======== Material provided

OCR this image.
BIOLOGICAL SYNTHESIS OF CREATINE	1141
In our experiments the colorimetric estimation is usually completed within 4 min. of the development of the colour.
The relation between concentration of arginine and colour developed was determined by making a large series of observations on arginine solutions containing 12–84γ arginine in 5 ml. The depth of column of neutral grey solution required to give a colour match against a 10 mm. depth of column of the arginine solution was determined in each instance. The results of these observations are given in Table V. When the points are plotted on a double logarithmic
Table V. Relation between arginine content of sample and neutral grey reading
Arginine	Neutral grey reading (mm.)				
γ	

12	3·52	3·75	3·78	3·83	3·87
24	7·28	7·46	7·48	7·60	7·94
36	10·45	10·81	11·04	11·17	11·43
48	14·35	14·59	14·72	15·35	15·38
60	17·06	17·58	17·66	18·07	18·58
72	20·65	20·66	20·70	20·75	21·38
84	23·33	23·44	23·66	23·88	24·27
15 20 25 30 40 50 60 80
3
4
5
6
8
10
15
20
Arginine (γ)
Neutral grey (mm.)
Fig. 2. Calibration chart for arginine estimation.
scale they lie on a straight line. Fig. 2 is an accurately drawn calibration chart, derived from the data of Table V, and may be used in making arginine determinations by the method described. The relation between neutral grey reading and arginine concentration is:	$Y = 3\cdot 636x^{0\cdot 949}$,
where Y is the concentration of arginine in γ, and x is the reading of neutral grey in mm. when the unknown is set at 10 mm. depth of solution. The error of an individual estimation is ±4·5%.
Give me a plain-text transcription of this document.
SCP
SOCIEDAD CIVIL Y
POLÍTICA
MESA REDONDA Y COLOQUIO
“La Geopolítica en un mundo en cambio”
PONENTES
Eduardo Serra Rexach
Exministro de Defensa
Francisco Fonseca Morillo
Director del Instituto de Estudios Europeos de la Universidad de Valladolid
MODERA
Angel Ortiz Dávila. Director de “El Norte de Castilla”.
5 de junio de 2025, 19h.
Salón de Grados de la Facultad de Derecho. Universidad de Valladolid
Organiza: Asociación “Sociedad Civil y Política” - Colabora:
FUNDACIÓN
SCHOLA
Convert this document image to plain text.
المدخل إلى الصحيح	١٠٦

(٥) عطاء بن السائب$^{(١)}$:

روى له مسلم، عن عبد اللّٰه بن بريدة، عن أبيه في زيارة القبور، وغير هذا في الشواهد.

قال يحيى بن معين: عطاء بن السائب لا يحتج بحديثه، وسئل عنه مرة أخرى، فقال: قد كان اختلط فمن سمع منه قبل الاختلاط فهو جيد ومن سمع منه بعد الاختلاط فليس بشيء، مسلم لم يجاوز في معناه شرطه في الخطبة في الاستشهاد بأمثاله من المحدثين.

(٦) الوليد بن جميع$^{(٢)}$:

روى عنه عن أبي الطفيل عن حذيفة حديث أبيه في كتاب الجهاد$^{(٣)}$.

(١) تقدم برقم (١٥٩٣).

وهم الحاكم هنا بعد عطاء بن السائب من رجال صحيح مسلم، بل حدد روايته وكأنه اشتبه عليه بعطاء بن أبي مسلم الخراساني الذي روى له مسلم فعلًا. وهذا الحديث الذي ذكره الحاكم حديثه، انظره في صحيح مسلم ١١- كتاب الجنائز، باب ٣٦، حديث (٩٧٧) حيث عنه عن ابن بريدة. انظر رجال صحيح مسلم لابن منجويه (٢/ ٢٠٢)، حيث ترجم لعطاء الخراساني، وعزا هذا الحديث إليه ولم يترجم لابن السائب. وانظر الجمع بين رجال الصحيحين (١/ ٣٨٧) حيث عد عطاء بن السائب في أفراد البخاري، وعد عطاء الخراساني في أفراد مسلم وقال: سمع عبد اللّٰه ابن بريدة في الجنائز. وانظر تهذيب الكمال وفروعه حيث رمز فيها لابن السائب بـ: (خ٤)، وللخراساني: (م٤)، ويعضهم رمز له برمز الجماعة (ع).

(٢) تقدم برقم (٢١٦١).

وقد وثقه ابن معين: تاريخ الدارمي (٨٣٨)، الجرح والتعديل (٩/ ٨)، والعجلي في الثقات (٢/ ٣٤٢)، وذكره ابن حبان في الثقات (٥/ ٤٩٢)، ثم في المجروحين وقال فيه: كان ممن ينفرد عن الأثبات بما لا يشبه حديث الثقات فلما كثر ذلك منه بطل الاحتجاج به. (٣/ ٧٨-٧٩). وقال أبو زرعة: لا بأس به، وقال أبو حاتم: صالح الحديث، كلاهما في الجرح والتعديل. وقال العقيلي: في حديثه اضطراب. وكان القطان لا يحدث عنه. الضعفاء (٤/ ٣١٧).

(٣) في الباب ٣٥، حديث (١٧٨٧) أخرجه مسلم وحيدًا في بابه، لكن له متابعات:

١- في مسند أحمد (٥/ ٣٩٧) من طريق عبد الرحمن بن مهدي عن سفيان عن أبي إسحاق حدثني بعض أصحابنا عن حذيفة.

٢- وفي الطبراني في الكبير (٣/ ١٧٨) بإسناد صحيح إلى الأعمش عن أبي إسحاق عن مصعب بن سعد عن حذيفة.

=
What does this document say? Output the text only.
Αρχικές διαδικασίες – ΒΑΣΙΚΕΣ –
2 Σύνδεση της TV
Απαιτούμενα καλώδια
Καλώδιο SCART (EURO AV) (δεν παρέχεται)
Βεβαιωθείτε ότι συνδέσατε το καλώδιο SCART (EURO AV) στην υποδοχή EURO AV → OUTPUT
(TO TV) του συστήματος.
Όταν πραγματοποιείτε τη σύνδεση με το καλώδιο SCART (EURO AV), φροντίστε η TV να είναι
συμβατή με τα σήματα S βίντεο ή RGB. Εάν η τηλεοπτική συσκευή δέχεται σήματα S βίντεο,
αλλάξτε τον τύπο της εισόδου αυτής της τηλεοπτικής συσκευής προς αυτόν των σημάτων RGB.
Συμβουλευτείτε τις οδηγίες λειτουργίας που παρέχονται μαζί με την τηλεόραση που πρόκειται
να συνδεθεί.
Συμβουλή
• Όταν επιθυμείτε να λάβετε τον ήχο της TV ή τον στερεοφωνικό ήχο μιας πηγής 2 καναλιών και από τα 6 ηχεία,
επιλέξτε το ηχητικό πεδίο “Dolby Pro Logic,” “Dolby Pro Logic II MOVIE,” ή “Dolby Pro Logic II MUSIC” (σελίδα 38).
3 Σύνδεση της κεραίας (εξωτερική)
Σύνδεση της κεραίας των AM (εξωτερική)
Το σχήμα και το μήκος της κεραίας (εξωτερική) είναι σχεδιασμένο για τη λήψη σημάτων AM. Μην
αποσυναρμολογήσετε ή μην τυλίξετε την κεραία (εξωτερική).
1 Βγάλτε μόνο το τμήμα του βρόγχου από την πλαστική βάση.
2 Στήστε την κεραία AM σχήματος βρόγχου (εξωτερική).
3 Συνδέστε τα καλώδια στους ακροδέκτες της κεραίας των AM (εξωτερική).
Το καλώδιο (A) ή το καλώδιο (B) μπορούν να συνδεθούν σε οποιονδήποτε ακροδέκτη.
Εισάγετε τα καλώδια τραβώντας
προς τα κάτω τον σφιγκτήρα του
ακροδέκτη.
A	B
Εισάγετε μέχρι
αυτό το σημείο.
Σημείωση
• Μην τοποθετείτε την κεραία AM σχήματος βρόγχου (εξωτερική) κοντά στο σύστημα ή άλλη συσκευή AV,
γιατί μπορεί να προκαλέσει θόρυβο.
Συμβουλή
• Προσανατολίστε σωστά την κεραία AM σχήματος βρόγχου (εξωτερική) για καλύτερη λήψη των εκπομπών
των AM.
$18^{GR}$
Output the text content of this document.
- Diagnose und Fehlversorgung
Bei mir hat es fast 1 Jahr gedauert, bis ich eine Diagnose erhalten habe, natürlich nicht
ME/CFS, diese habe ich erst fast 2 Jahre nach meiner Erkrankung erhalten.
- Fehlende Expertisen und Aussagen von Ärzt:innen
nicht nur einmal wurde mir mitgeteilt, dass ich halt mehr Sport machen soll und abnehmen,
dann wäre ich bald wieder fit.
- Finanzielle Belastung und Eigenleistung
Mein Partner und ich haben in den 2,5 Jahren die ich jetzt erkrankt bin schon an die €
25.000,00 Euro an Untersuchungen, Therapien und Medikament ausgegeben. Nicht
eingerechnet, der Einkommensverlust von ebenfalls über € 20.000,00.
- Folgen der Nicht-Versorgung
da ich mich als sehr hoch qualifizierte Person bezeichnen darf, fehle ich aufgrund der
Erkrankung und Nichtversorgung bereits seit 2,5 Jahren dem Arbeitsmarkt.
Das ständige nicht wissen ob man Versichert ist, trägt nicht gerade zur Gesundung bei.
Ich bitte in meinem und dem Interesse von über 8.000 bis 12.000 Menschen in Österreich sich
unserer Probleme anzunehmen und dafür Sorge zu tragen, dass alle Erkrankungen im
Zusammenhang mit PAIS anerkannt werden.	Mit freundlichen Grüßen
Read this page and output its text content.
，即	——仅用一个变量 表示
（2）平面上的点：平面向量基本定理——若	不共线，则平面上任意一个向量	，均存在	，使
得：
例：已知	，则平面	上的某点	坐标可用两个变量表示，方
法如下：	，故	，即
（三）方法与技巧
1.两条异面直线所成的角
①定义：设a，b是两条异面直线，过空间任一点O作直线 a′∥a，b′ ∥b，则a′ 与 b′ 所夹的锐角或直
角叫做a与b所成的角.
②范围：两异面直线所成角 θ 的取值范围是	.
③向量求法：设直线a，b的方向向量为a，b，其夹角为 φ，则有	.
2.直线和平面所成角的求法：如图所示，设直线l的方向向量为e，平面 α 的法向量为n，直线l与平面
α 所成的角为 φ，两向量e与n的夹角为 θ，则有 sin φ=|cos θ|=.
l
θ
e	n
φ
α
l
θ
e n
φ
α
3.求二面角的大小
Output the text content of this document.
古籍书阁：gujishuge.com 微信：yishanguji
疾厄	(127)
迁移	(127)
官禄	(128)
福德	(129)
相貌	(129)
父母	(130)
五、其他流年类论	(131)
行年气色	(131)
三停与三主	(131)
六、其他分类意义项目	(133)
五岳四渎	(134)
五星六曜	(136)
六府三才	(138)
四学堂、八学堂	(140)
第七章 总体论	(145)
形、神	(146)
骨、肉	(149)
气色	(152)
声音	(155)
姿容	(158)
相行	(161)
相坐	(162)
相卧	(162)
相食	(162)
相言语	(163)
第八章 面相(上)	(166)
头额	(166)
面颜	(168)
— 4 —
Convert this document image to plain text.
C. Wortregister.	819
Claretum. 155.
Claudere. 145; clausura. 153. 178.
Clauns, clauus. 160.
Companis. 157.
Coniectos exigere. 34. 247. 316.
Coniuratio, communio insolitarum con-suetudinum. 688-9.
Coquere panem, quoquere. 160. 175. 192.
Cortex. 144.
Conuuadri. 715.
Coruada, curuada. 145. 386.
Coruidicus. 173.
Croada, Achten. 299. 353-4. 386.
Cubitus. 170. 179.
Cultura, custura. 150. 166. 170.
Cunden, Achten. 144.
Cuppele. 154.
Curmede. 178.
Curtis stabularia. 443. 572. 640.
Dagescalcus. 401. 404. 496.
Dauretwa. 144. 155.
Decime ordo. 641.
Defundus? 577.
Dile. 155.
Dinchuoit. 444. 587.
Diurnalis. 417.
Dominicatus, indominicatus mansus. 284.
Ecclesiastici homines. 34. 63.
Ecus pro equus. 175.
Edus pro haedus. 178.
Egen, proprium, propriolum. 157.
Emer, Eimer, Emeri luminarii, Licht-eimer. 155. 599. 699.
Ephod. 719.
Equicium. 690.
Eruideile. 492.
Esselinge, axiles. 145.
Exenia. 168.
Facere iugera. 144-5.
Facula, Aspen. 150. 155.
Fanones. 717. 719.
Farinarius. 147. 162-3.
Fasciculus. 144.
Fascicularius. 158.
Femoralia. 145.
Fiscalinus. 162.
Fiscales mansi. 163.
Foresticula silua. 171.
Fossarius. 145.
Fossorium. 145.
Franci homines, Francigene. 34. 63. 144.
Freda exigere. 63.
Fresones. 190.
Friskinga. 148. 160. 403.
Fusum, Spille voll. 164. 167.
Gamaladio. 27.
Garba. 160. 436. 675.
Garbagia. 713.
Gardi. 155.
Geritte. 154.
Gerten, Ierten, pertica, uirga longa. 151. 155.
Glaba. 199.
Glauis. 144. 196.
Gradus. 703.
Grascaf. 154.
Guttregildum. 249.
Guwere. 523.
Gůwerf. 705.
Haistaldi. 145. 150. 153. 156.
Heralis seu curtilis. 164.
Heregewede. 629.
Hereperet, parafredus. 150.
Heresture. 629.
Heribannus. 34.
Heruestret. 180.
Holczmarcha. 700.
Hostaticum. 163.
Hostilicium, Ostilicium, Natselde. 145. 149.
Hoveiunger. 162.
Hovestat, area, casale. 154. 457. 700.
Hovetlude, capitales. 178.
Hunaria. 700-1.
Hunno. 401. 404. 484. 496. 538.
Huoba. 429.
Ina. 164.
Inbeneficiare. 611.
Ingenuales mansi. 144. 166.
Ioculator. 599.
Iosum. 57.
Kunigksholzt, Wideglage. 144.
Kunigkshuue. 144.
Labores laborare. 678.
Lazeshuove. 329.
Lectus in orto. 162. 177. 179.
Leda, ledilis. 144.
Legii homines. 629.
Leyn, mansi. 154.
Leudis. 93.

================

» **Given problem**:
Which lines hold the word "estimation"? Show each one.

» **Finished exercise**:
In our experiments the colorimetric estimation is usually completed within 4 min. of the development of the colour.
Fig. 2. Calibration chart for arginine estimation.
where Y is the concentration of arginine in γ, and x is the reading of neutral grey in mm. when the unknown is set at 10 mm. depth of solution. The error of an individual estimation is ±4·5%.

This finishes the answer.